■ Provided data ■
• • • • • • •

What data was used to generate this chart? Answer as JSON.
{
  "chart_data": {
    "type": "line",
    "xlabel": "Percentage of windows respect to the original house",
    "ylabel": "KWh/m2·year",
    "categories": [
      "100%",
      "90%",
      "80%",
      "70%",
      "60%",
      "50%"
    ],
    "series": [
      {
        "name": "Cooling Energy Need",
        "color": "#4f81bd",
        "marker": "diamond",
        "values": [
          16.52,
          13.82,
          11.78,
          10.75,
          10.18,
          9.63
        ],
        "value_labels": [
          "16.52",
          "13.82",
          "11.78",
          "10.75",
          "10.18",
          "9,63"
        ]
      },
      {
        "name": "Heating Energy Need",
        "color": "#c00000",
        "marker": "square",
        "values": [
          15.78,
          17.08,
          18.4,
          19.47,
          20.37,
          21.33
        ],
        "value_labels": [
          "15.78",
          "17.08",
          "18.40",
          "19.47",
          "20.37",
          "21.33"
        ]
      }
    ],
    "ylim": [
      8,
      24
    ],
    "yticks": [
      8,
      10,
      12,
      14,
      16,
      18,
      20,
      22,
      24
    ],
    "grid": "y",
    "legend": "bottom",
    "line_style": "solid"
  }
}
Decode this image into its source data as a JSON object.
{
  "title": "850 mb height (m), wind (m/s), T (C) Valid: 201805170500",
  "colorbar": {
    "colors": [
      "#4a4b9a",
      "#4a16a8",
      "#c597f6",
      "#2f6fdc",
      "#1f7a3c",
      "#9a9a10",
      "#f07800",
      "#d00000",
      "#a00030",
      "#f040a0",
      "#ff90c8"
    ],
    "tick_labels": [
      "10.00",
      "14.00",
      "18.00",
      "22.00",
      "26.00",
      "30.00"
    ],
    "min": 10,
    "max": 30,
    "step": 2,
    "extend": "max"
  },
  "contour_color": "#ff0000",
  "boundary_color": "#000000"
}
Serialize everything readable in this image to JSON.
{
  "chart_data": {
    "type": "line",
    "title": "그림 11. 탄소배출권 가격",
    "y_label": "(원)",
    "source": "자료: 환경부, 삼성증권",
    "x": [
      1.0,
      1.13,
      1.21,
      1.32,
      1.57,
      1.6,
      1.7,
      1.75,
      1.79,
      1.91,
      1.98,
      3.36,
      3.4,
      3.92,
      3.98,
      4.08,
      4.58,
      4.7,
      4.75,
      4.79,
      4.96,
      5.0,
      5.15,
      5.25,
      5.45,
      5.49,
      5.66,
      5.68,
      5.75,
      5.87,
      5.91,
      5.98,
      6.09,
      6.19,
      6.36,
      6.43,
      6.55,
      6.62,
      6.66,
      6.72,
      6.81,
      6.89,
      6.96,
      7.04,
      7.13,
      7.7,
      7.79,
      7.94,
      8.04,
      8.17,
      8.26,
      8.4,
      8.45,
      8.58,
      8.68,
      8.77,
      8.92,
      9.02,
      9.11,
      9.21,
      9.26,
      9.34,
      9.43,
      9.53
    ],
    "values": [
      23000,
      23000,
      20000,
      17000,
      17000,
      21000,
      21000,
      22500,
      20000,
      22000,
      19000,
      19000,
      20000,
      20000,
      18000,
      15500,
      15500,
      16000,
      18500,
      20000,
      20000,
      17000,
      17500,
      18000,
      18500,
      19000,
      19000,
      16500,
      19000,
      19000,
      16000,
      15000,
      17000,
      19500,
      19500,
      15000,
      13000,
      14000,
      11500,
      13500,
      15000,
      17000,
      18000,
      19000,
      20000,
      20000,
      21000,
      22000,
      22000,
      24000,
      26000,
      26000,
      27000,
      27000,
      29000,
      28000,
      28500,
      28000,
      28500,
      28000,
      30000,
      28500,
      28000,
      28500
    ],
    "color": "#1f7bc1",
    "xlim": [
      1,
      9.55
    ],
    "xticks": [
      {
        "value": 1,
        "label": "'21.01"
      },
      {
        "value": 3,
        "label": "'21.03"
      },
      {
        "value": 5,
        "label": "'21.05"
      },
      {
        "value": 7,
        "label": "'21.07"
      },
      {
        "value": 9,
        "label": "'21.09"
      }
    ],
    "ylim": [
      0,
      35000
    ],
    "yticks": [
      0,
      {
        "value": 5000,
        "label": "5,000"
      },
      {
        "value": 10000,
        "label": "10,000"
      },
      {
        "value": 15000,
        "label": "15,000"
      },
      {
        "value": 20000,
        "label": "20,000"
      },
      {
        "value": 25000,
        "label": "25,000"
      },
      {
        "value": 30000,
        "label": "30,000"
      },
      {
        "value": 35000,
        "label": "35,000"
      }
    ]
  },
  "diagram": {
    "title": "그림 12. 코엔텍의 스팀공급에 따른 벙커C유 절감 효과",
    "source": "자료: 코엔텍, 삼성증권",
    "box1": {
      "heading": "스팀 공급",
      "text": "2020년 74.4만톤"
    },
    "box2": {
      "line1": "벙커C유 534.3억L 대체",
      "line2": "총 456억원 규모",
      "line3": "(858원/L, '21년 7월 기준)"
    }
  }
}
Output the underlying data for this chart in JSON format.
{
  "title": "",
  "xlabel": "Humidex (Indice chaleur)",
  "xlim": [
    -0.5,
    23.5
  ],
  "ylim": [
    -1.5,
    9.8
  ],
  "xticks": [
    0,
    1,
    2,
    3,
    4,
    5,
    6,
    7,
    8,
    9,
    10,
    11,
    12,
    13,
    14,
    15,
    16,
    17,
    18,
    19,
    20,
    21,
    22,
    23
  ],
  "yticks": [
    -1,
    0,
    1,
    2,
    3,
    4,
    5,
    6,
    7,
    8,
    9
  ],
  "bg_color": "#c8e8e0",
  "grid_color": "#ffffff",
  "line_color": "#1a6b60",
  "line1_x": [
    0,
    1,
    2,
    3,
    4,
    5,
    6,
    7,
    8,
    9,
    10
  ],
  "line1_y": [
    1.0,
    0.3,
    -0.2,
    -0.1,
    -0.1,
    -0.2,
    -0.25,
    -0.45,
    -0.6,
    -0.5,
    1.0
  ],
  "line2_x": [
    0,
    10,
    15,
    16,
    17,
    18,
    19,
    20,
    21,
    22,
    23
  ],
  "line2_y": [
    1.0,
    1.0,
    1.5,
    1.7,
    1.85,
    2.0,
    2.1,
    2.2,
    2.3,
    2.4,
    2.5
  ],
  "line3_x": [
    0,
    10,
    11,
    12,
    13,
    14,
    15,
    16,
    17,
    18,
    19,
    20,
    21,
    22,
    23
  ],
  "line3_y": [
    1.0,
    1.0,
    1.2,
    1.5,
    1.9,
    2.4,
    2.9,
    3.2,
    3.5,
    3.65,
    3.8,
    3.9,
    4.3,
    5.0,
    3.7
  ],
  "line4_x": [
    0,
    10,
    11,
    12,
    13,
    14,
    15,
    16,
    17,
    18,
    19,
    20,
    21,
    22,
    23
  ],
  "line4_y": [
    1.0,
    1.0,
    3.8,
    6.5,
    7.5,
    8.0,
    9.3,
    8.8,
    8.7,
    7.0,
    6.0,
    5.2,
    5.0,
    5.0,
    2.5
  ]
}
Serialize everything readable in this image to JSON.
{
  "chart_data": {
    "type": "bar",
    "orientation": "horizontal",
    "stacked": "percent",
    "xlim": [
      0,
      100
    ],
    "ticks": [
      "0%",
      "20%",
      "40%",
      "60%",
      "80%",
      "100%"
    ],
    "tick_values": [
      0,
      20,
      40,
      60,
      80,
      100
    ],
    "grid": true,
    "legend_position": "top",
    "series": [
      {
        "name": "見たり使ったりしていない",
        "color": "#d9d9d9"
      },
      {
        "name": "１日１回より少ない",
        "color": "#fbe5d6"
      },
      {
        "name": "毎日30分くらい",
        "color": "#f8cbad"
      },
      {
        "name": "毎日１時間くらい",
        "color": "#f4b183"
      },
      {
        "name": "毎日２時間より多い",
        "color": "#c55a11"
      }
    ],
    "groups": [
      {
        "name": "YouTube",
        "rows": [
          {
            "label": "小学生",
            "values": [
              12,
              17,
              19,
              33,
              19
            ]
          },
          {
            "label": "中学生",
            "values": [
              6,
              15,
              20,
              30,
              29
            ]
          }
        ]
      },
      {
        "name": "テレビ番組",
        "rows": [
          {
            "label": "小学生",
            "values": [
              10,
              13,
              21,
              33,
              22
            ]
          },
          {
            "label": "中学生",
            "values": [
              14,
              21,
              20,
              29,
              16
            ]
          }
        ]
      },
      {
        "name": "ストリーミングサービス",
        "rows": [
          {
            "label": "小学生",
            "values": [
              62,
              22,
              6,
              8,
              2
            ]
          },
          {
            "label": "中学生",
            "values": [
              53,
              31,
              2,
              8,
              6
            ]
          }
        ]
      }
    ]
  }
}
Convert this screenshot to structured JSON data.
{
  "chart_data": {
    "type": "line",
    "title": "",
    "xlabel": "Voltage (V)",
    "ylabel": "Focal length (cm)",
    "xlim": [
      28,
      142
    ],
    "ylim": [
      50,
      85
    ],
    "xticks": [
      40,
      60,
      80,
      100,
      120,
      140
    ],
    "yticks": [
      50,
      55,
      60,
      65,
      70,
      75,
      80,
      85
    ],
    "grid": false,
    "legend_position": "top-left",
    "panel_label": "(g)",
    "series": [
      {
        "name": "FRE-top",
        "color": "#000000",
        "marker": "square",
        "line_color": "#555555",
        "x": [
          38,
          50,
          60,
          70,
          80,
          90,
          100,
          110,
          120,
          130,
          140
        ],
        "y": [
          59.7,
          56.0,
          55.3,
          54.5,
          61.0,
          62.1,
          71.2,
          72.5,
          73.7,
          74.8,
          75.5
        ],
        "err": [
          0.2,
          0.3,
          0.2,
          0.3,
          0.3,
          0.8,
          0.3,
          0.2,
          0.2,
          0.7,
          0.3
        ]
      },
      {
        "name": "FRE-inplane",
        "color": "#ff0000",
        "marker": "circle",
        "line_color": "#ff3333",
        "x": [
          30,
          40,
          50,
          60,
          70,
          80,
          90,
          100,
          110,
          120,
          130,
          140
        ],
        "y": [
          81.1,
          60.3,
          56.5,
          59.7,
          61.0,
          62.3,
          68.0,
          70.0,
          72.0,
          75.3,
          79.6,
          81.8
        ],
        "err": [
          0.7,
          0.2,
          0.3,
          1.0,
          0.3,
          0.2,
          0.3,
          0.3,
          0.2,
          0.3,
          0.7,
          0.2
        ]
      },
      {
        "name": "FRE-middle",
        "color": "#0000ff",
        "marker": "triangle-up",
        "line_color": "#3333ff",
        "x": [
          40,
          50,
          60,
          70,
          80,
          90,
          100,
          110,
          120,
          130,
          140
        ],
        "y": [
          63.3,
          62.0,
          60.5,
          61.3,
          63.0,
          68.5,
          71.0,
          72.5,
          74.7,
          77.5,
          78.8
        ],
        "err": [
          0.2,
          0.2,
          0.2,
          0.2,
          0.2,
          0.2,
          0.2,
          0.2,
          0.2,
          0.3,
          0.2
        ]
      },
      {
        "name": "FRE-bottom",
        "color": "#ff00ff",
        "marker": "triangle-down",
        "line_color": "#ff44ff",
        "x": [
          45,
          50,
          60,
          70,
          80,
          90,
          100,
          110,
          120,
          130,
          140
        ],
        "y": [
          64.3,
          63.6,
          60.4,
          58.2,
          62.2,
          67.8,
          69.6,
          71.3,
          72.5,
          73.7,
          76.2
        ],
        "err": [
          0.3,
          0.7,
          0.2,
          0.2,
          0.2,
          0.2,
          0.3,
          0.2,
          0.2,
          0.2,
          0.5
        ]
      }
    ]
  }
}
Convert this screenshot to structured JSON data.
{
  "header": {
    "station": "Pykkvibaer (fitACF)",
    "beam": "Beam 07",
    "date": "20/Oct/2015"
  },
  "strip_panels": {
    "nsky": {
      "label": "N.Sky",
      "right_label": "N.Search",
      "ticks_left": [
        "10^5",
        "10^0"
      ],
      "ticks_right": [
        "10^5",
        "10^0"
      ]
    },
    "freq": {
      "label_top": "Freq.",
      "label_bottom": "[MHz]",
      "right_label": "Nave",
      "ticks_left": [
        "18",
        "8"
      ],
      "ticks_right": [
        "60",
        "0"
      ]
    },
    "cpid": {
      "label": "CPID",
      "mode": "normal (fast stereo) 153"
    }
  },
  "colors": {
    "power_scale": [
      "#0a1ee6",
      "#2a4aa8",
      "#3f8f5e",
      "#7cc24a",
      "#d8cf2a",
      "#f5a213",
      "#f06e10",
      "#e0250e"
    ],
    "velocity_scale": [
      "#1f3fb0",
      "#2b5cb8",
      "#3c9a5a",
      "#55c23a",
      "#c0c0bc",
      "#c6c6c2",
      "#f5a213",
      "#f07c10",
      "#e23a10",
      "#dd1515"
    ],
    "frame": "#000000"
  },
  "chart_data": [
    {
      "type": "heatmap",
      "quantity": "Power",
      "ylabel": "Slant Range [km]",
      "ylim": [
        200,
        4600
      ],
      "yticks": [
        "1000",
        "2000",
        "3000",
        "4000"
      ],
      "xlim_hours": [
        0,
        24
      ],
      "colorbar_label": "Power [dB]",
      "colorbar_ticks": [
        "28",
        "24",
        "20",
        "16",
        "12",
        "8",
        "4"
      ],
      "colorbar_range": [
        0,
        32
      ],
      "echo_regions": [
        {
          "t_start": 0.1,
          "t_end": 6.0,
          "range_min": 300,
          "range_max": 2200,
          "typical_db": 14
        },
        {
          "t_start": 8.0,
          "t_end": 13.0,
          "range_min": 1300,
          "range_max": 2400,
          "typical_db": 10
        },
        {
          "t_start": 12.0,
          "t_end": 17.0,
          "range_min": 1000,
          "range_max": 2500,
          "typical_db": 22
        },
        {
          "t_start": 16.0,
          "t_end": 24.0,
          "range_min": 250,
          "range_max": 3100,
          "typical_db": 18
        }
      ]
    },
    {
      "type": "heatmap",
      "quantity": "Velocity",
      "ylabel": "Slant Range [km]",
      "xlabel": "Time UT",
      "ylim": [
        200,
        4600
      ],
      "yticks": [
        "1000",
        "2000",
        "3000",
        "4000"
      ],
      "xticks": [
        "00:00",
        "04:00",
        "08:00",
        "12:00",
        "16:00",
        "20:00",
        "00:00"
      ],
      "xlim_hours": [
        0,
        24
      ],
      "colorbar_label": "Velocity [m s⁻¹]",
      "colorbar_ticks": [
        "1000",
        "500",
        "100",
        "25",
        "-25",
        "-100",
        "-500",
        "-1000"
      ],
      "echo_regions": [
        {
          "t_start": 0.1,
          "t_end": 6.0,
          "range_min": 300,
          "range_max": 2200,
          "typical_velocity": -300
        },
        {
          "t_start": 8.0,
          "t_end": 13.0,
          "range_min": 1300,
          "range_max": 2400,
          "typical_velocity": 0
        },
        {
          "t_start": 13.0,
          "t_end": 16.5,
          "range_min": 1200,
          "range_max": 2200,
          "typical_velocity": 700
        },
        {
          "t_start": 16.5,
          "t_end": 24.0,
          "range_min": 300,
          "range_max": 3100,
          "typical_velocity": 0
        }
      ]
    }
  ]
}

• • • • • • •

■ Exercise objective ■
Within the records, how many lines include "this"? The answer is the number and nothing else.

■ Completed task ■
7